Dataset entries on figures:
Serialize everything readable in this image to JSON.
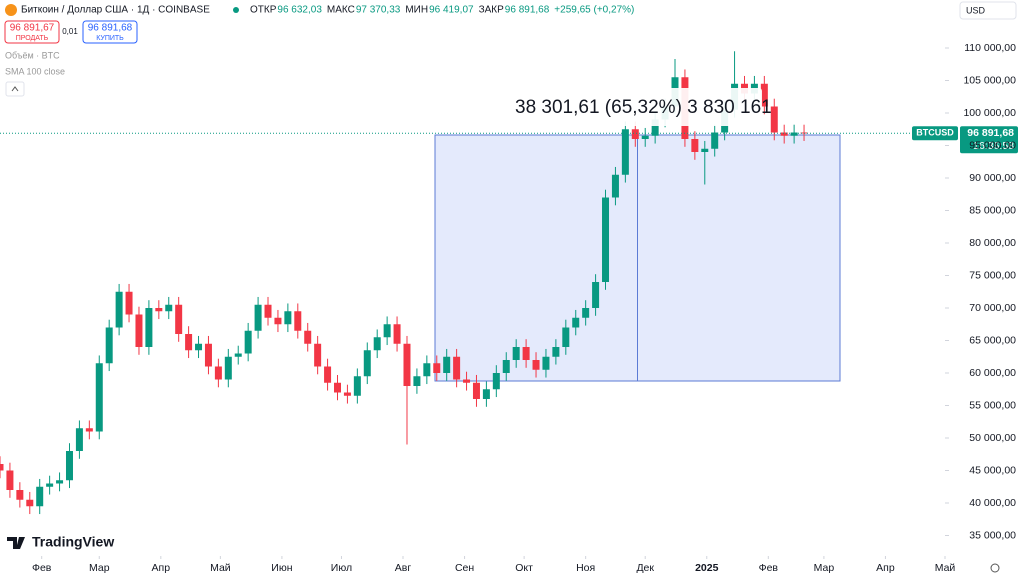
{
  "header": {
    "symbol": "Биткоин / Доллар США · 1Д · COINBASE",
    "stats": [
      {
        "label": "ОТКР",
        "value": "96 632,03"
      },
      {
        "label": "МАКС",
        "value": "97 370,33"
      },
      {
        "label": "МИН",
        "value": "96 419,07"
      },
      {
        "label": "ЗАКР",
        "value": "96 891,68"
      }
    ],
    "change": "+259,65 (+0,27%)",
    "currency": "USD",
    "sell": {
      "price": "96 891,67",
      "label": "ПРОДАТЬ"
    },
    "spread": "0,01",
    "buy": {
      "price": "96 891,68",
      "label": "КУПИТЬ"
    },
    "indicators": [
      "Объём · BTC",
      "SMA 100 close"
    ],
    "logo": "TradingView"
  },
  "chart_data": {
    "type": "candlestick",
    "name": "BTCUSD",
    "up_color": "#089981",
    "down_color": "#f23645",
    "last_price_label": "96 891,68",
    "countdown": "16:36:58",
    "measure_label": "38 301,61 (65,32%) 3 830 161",
    "xlim": [
      -21,
      455
    ],
    "ylim": [
      33077,
      117385
    ],
    "xticks": [
      {
        "value": 0,
        "label": "Фев"
      },
      {
        "value": 29,
        "label": "Мар"
      },
      {
        "value": 60,
        "label": "Апр"
      },
      {
        "value": 90,
        "label": "Май"
      },
      {
        "value": 121,
        "label": "Июн"
      },
      {
        "value": 151,
        "label": "Июл"
      },
      {
        "value": 182,
        "label": "Авг"
      },
      {
        "value": 213,
        "label": "Сен"
      },
      {
        "value": 243,
        "label": "Окт"
      },
      {
        "value": 274,
        "label": "Ноя"
      },
      {
        "value": 304,
        "label": "Дек"
      },
      {
        "value": 335,
        "label": "2025"
      },
      {
        "value": 366,
        "label": "Фев"
      },
      {
        "value": 394,
        "label": "Мар"
      },
      {
        "value": 425,
        "label": "Апр"
      },
      {
        "value": 455,
        "label": "Май"
      }
    ],
    "yticks": [
      {
        "value": 35000,
        "label": "35 000,00"
      },
      {
        "value": 40000,
        "label": "40 000,00"
      },
      {
        "value": 45000,
        "label": "45 000,00"
      },
      {
        "value": 50000,
        "label": "50 000,00"
      },
      {
        "value": 55000,
        "label": "55 000,00"
      },
      {
        "value": 60000,
        "label": "60 000,00"
      },
      {
        "value": 65000,
        "label": "65 000,00"
      },
      {
        "value": 70000,
        "label": "70 000,00"
      },
      {
        "value": 75000,
        "label": "75 000,00"
      },
      {
        "value": 80000,
        "label": "80 000,00"
      },
      {
        "value": 85000,
        "label": "85 000,00"
      },
      {
        "value": 90000,
        "label": "90 000,00"
      },
      {
        "value": 95000,
        "label": "95 000,00"
      },
      {
        "value": 100000,
        "label": "100 000,00"
      },
      {
        "value": 105000,
        "label": "105 000,00"
      },
      {
        "value": 110000,
        "label": "110 000,00"
      }
    ],
    "x": [
      -21,
      -16,
      -11,
      -6,
      -1,
      4,
      9,
      14,
      19,
      24,
      29,
      34,
      39,
      44,
      49,
      54,
      59,
      64,
      69,
      74,
      79,
      84,
      89,
      94,
      99,
      104,
      109,
      114,
      119,
      124,
      129,
      134,
      139,
      144,
      149,
      154,
      159,
      164,
      169,
      174,
      179,
      184,
      189,
      194,
      199,
      204,
      209,
      214,
      219,
      224,
      229,
      234,
      239,
      244,
      249,
      254,
      259,
      264,
      269,
      274,
      279,
      284,
      289,
      294,
      299,
      304,
      309,
      314,
      319,
      324,
      329,
      334,
      339,
      344,
      349,
      354,
      359,
      364,
      369,
      374,
      379,
      384
    ],
    "open": [
      46000,
      45000,
      42000,
      40500,
      39500,
      42500,
      43000,
      43500,
      48000,
      51500,
      51000,
      61500,
      67000,
      72500,
      69000,
      64000,
      70000,
      69500,
      70500,
      66000,
      63500,
      64500,
      61000,
      59000,
      62500,
      63000,
      66500,
      70500,
      68500,
      67500,
      69500,
      66500,
      64500,
      61000,
      58500,
      57000,
      56500,
      59500,
      63500,
      65500,
      67500,
      64500,
      58000,
      59500,
      61500,
      60000,
      62500,
      59000,
      58500,
      56000,
      57500,
      60000,
      62000,
      64000,
      62000,
      60500,
      62500,
      64000,
      67000,
      68500,
      70000,
      74000,
      87000,
      90500,
      97500,
      96000,
      96500,
      99000,
      101000,
      105500,
      96000,
      94000,
      94500,
      97000,
      100500,
      104500,
      103000,
      104500,
      101000,
      97000,
      96500,
      97000
    ],
    "high": [
      47200,
      46200,
      43200,
      41700,
      43700,
      44200,
      44700,
      49200,
      52700,
      52700,
      62700,
      68200,
      73700,
      73700,
      70200,
      71200,
      71200,
      71700,
      71700,
      67200,
      65700,
      65700,
      62200,
      63700,
      64200,
      67700,
      71700,
      71700,
      69700,
      70700,
      70700,
      67700,
      65700,
      62200,
      59700,
      58200,
      60700,
      64700,
      66700,
      68700,
      68700,
      65700,
      60700,
      62700,
      62700,
      63700,
      63700,
      60200,
      59700,
      58700,
      61200,
      63200,
      65200,
      65200,
      63200,
      63700,
      65200,
      68200,
      69700,
      71200,
      75200,
      88200,
      91700,
      98700,
      98700,
      97700,
      100200,
      102200,
      108300,
      106700,
      97200,
      95700,
      98200,
      101700,
      109500,
      105700,
      105700,
      105700,
      102200,
      98200,
      98200,
      98200
    ],
    "low": [
      43800,
      40800,
      39300,
      38300,
      38300,
      41300,
      41800,
      42300,
      46800,
      49800,
      49800,
      60300,
      65800,
      67800,
      62800,
      62800,
      68300,
      68300,
      64800,
      62300,
      62300,
      59800,
      57800,
      57800,
      61300,
      61800,
      65300,
      67300,
      66300,
      66300,
      65300,
      63300,
      59800,
      57300,
      55800,
      55300,
      55300,
      58300,
      62300,
      64300,
      63300,
      49000,
      56800,
      58300,
      58800,
      58800,
      57800,
      57300,
      54800,
      54800,
      56300,
      58800,
      60800,
      60800,
      59300,
      59300,
      61300,
      62800,
      65800,
      67300,
      68800,
      72800,
      85800,
      89300,
      94800,
      94800,
      95300,
      97800,
      99800,
      94800,
      92800,
      89000,
      93300,
      95800,
      99300,
      101800,
      101800,
      99800,
      95800,
      95300,
      95300,
      95700
    ],
    "close": [
      45000,
      42000,
      40500,
      39500,
      42500,
      43000,
      43500,
      48000,
      51500,
      51000,
      61500,
      67000,
      72500,
      69000,
      64000,
      70000,
      69500,
      70500,
      66000,
      63500,
      64500,
      61000,
      59000,
      62500,
      63000,
      66500,
      70500,
      68500,
      67500,
      69500,
      66500,
      64500,
      61000,
      58500,
      57000,
      56500,
      59500,
      63500,
      65500,
      67500,
      64500,
      58000,
      59500,
      61500,
      60000,
      62500,
      59000,
      58500,
      56000,
      57500,
      60000,
      62000,
      64000,
      62000,
      60500,
      62500,
      64000,
      67000,
      68500,
      70000,
      74000,
      87000,
      90500,
      97500,
      96000,
      96500,
      99000,
      101000,
      105500,
      96000,
      94000,
      94500,
      97000,
      100500,
      104500,
      103000,
      104500,
      101000,
      97000,
      96500,
      97000,
      96891.68
    ]
  }
}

§ **Job**
Make an exact copy of the records shown above, without the pictures.

§ **Result for this exercise**
Serialize everything readable in this image to JSON.
{
  "header": {
    "symbol": "Биткоин / Доллар США · 1Д · COINBASE",
    "stats": [
      {
        "label": "ОТКР",
        "value": "96 632,03"
      },
      {
        "label": "МАКС",
        "value": "97 370,33"
      },
      {
        "label": "МИН",
        "value": "96 419,07"
      },
      {
        "label": "ЗАКР",
        "value": "96 891,68"
      }
    ],
    "change": "+259,65 (+0,27%)",
    "currency": "USD",
    "sell": {
      "price": "96 891,67",
      "label": "ПРОДАТЬ"
    },
    "spread": "0,01",
    "buy": {
      "price": "96 891,68",
      "label": "КУПИТЬ"
    },
    "indicators": [
      "Объём · BTC",
      "SMA 100 close"
    ],
    "logo": "TradingView"
  },
  "chart_data": {
    "type": "candlestick",
    "name": "BTCUSD",
    "up_color": "#089981",
    "down_color": "#f23645",
    "last_price_label": "96 891,68",
    "countdown": "16:36:58",
    "measure_label": "38 301,61 (65,32%) 3 830 161",
    "xlim": [
      -21,
      455
    ],
    "ylim": [
      33077,
      117385
    ],
    "xticks": [
      {
        "value": 0,
        "label": "Фев"
      },
      {
        "value": 29,
        "label": "Мар"
      },
      {
        "value": 60,
        "label": "Апр"
      },
      {
        "value": 90,
        "label": "Май"
      },
      {
        "value": 121,
        "label": "Июн"
      },
      {
        "value": 151,
        "label": "Июл"
      },
      {
        "value": 182,
        "label": "Авг"
      },
      {
        "value": 213,
        "label": "Сен"
      },
      {
        "value": 243,
        "label": "Окт"
      },
      {
        "value": 274,
        "label": "Ноя"
      },
      {
        "value": 304,
        "label": "Дек"
      },
      {
        "value": 335,
        "label": "2025"
      },
      {
        "value": 366,
        "label": "Фев"
      },
      {
        "value": 394,
        "label": "Мар"
      },
      {
        "value": 425,
        "label": "Апр"
      },
      {
        "value": 455,
        "label": "Май"
      }
    ],
    "yticks": [
      {
        "value": 35000,
        "label": "35 000,00"
      },
      {
        "value": 40000,
        "label": "40 000,00"
      },
      {
        "value": 45000,
        "label": "45 000,00"
      },
      {
        "value": 50000,
        "label": "50 000,00"
      },
      {
        "value": 55000,
        "label": "55 000,00"
      },
      {
        "value": 60000,
        "label": "60 000,00"
      },
      {
        "value": 65000,
        "label": "65 000,00"
      },
      {
        "value": 70000,
        "label": "70 000,00"
      },
      {
        "value": 75000,
        "label": "75 000,00"
      },
      {
        "value": 80000,
        "label": "80 000,00"
      },
      {
        "value": 85000,
        "label": "85 000,00"
      },
      {
        "value": 90000,
        "label": "90 000,00"
      },
      {
        "value": 95000,
        "label": "95 000,00"
      },
      {
        "value": 100000,
        "label": "100 000,00"
      },
      {
        "value": 105000,
        "label": "105 000,00"
      },
      {
        "value": 110000,
        "label": "110 000,00"
      }
    ],
    "x": [
      -21,
      -16,
      -11,
      -6,
      -1,
      4,
      9,
      14,
      19,
      24,
      29,
      34,
      39,
      44,
      49,
      54,
      59,
      64,
      69,
      74,
      79,
      84,
      89,
      94,
      99,
      104,
      109,
      114,
      119,
      124,
      129,
      134,
      139,
      144,
      149,
      154,
      159,
      164,
      169,
      174,
      179,
      184,
      189,
      194,
      199,
      204,
      209,
      214,
      219,
      224,
      229,
      234,
      239,
      244,
      249,
      254,
      259,
      264,
      269,
      274,
      279,
      284,
      289,
      294,
      299,
      304,
      309,
      314,
      319,
      324,
      329,
      334,
      339,
      344,
      349,
      354,
      359,
      364,
      369,
      374,
      379,
      384
    ],
    "open": [
      46000,
      45000,
      42000,
      40500,
      39500,
      42500,
      43000,
      43500,
      48000,
      51500,
      51000,
      61500,
      67000,
      72500,
      69000,
      64000,
      70000,
      69500,
      70500,
      66000,
      63500,
      64500,
      61000,
      59000,
      62500,
      63000,
      66500,
      70500,
      68500,
      67500,
      69500,
      66500,
      64500,
      61000,
      58500,
      57000,
      56500,
      59500,
      63500,
      65500,
      67500,
      64500,
      58000,
      59500,
      61500,
      60000,
      62500,
      59000,
      58500,
      56000,
      57500,
      60000,
      62000,
      64000,
      62000,
      60500,
      62500,
      64000,
      67000,
      68500,
      70000,
      74000,
      87000,
      90500,
      97500,
      96000,
      96500,
      99000,
      101000,
      105500,
      96000,
      94000,
      94500,
      97000,
      100500,
      104500,
      103000,
      104500,
      101000,
      97000,
      96500,
      97000
    ],
    "high": [
      47200,
      46200,
      43200,
      41700,
      43700,
      44200,
      44700,
      49200,
      52700,
      52700,
      62700,
      68200,
      73700,
      73700,
      70200,
      71200,
      71200,
      71700,
      71700,
      67200,
      65700,
      65700,
      62200,
      63700,
      64200,
      67700,
      71700,
      71700,
      69700,
      70700,
      70700,
      67700,
      65700,
      62200,
      59700,
      58200,
      60700,
      64700,
      66700,
      68700,
      68700,
      65700,
      60700,
      62700,
      62700,
      63700,
      63700,
      60200,
      59700,
      58700,
      61200,
      63200,
      65200,
      65200,
      63200,
      63700,
      65200,
      68200,
      69700,
      71200,
      75200,
      88200,
      91700,
      98700,
      98700,
      97700,
      100200,
      102200,
      108300,
      106700,
      97200,
      95700,
      98200,
      101700,
      109500,
      105700,
      105700,
      105700,
      102200,
      98200,
      98200,
      98200
    ],
    "low": [
      43800,
      40800,
      39300,
      38300,
      38300,
      41300,
      41800,
      42300,
      46800,
      49800,
      49800,
      60300,
      65800,
      67800,
      62800,
      62800,
      68300,
      68300,
      64800,
      62300,
      62300,
      59800,
      57800,
      57800,
      61300,
      61800,
      65300,
      67300,
      66300,
      66300,
      65300,
      63300,
      59800,
      57300,
      55800,
      55300,
      55300,
      58300,
      62300,
      64300,
      63300,
      49000,
      56800,
      58300,
      58800,
      58800,
      57800,
      57300,
      54800,
      54800,
      56300,
      58800,
      60800,
      60800,
      59300,
      59300,
      61300,
      62800,
      65800,
      67300,
      68800,
      72800,
      85800,
      89300,
      94800,
      94800,
      95300,
      97800,
      99800,
      94800,
      92800,
      89000,
      93300,
      95800,
      99300,
      101800,
      101800,
      99800,
      95800,
      95300,
      95300,
      95700
    ],
    "close": [
      45000,
      42000,
      40500,
      39500,
      42500,
      43000,
      43500,
      48000,
      51500,
      51000,
      61500,
      67000,
      72500,
      69000,
      64000,
      70000,
      69500,
      70500,
      66000,
      63500,
      64500,
      61000,
      59000,
      62500,
      63000,
      66500,
      70500,
      68500,
      67500,
      69500,
      66500,
      64500,
      61000,
      58500,
      57000,
      56500,
      59500,
      63500,
      65500,
      67500,
      64500,
      58000,
      59500,
      61500,
      60000,
      62500,
      59000,
      58500,
      56000,
      57500,
      60000,
      62000,
      64000,
      62000,
      60500,
      62500,
      64000,
      67000,
      68500,
      70000,
      74000,
      87000,
      90500,
      97500,
      96000,
      96500,
      99000,
      101000,
      105500,
      96000,
      94000,
      94500,
      97000,
      100500,
      104500,
      103000,
      104500,
      101000,
      97000,
      96500,
      97000,
      96891.68
    ]
  }
}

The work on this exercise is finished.